◆ CHALLENGE: Answer with one number: the count of lines in the listing below that hold the word "conclude".

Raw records
>> START
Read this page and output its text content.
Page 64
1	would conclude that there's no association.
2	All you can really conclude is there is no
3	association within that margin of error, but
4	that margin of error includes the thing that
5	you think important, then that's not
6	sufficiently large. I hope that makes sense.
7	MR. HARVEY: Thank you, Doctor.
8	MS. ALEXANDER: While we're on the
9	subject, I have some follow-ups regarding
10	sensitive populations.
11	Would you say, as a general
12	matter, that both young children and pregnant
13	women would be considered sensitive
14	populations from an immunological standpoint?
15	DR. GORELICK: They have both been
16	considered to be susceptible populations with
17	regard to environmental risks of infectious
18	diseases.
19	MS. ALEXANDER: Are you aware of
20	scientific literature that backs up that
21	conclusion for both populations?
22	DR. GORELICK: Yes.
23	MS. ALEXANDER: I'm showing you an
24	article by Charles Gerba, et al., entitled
>> END
◆ RESPONSE: 2